→ **DIRECTIVE**: Every record below should be printed exactly as given.

→ **MATERIAL TO PROCESS**:
────────────────
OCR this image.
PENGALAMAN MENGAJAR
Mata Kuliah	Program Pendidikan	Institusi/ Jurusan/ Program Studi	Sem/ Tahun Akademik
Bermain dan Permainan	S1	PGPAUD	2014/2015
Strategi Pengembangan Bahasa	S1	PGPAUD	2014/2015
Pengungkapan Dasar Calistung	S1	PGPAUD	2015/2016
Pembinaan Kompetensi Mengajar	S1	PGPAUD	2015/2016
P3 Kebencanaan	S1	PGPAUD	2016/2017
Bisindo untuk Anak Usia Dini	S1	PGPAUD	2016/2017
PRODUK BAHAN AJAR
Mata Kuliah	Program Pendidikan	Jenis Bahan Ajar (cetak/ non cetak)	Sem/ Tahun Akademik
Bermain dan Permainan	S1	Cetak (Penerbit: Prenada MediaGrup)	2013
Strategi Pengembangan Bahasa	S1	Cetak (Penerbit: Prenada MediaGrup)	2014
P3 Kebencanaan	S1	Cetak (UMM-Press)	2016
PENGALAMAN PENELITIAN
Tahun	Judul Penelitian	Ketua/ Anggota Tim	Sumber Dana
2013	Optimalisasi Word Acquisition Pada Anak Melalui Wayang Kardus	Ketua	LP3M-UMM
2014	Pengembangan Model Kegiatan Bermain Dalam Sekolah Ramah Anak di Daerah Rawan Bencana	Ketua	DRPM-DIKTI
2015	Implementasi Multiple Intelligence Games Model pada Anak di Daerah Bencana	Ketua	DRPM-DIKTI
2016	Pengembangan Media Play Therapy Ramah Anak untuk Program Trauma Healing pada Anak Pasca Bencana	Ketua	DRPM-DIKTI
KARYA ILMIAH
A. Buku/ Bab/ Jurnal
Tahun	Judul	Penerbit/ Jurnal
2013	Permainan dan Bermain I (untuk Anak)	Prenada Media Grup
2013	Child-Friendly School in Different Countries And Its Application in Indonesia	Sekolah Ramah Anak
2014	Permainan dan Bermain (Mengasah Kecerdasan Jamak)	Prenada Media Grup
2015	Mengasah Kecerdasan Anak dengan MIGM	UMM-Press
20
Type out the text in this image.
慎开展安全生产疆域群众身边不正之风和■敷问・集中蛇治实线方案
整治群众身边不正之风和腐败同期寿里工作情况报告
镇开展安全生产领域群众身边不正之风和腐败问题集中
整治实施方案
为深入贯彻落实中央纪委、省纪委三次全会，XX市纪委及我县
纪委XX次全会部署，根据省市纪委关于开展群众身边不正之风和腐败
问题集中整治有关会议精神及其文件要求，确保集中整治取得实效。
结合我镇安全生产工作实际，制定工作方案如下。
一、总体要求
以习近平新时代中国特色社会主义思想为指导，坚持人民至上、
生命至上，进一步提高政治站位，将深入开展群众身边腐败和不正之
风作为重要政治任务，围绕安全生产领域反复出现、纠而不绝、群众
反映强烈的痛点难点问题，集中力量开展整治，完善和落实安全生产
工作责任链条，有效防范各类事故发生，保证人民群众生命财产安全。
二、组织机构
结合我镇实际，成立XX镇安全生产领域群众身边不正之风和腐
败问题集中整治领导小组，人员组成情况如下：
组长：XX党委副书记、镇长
────────────────
→ **TASK RESPONSE**:
OCR this image.
PENGALAMAN MENGAJAR
Mata Kuliah	Program Pendidikan	Institusi/ Jurusan/ Program Studi	Sem/ Tahun Akademik
Bermain dan Permainan	S1	PGPAUD	2014/2015
Strategi Pengembangan Bahasa	S1	PGPAUD	2014/2015
Pengungkapan Dasar Calistung	S1	PGPAUD	2015/2016
Pembinaan Kompetensi Mengajar	S1	PGPAUD	2015/2016
P3 Kebencanaan	S1	PGPAUD	2016/2017
Bisindo untuk Anak Usia Dini	S1	PGPAUD	2016/2017
PRODUK BAHAN AJAR
Mata Kuliah	Program Pendidikan	Jenis Bahan Ajar (cetak/ non cetak)	Sem/ Tahun Akademik
Bermain dan Permainan	S1	Cetak (Penerbit: Prenada MediaGrup)	2013
Strategi Pengembangan Bahasa	S1	Cetak (Penerbit: Prenada MediaGrup)	2014
P3 Kebencanaan	S1	Cetak (UMM-Press)	2016
PENGALAMAN PENELITIAN
Tahun	Judul Penelitian	Ketua/ Anggota Tim	Sumber Dana
2013	Optimalisasi Word Acquisition Pada Anak Melalui Wayang Kardus	Ketua	LP3M-UMM
2014	Pengembangan Model Kegiatan Bermain Dalam Sekolah Ramah Anak di Daerah Rawan Bencana	Ketua	DRPM-DIKTI
2015	Implementasi Multiple Intelligence Games Model pada Anak di Daerah Bencana	Ketua	DRPM-DIKTI
2016	Pengembangan Media Play Therapy Ramah Anak untuk Program Trauma Healing pada Anak Pasca Bencana	Ketua	DRPM-DIKTI
KARYA ILMIAH
A. Buku/ Bab/ Jurnal
Tahun	Judul	Penerbit/ Jurnal
2013	Permainan dan Bermain I (untuk Anak)	Prenada Media Grup
2013	Child-Friendly School in Different Countries And Its Application in Indonesia	Sekolah Ramah Anak
2014	Permainan dan Bermain (Mengasah Kecerdasan Jamak)	Prenada Media Grup
2015	Mengasah Kecerdasan Anak dengan MIGM	UMM-Press
20
Type out the text in this image.
慎开展安全生产疆域群众身边不正之风和■敷问・集中蛇治实线方案
整治群众身边不正之风和腐败同期寿里工作情况报告
镇开展安全生产领域群众身边不正之风和腐败问题集中
整治实施方案
为深入贯彻落实中央纪委、省纪委三次全会，XX市纪委及我县
纪委XX次全会部署，根据省市纪委关于开展群众身边不正之风和腐败
问题集中整治有关会议精神及其文件要求，确保集中整治取得实效。
结合我镇安全生产工作实际，制定工作方案如下。
一、总体要求
以习近平新时代中国特色社会主义思想为指导，坚持人民至上、
生命至上，进一步提高政治站位，将深入开展群众身边腐败和不正之
风作为重要政治任务，围绕安全生产领域反复出现、纠而不绝、群众
反映强烈的痛点难点问题，集中力量开展整治，完善和落实安全生产
工作责任链条，有效防范各类事故发生，保证人民群众生命财产安全。
二、组织机构
结合我镇实际，成立XX镇安全生产领域群众身边不正之风和腐
败问题集中整治领导小组，人员组成情况如下：
组长：XX党委副书记、镇长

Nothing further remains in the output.